## start

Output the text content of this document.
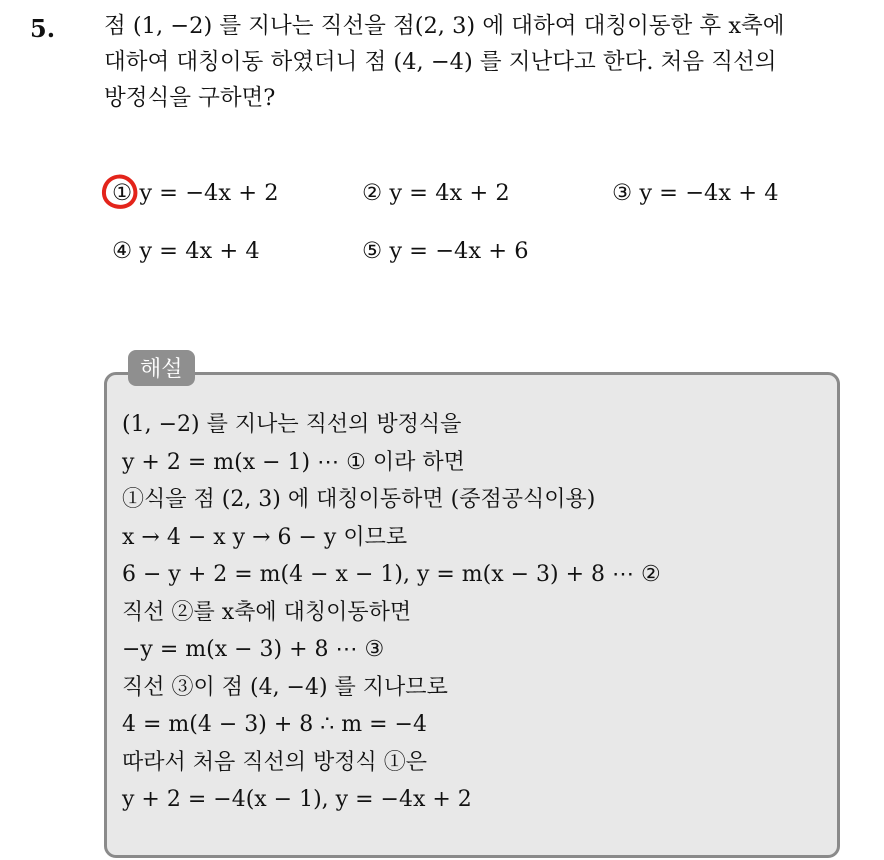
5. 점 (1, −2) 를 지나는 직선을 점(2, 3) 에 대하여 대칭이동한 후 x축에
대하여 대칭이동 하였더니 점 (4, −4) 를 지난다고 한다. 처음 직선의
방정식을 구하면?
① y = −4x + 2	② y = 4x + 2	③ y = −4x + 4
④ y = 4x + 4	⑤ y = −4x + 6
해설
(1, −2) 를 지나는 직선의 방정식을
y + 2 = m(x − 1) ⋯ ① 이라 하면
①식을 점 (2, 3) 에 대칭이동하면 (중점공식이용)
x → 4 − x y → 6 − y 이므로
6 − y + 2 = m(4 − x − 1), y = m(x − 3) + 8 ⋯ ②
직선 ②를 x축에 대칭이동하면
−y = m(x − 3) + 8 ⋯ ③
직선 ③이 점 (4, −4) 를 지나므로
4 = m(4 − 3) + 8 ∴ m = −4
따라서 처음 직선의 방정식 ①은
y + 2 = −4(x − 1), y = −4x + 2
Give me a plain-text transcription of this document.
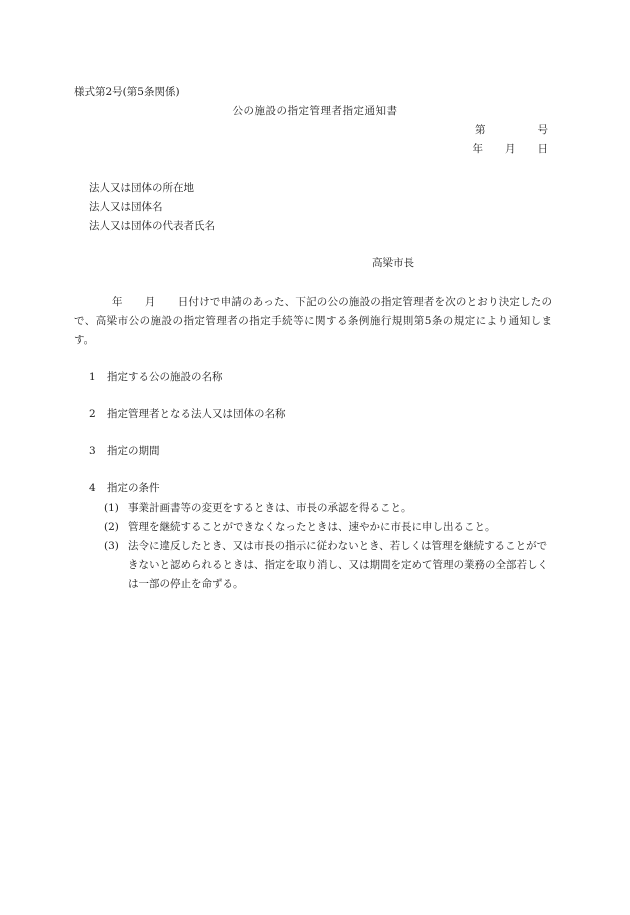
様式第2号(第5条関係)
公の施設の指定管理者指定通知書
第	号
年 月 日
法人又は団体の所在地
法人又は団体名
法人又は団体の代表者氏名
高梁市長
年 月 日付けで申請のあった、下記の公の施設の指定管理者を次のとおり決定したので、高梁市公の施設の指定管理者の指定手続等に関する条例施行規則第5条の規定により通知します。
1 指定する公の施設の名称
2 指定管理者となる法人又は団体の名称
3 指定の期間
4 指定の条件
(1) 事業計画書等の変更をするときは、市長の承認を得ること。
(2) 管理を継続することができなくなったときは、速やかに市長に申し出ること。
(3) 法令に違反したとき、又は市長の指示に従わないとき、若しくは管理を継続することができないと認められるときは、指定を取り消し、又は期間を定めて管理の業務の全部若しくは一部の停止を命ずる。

## end

● Task:
Identify the lines above that contain the word "this", then copy them.

● Task answer:
Output the text content of this document.
Give me a plain-text transcription of this document.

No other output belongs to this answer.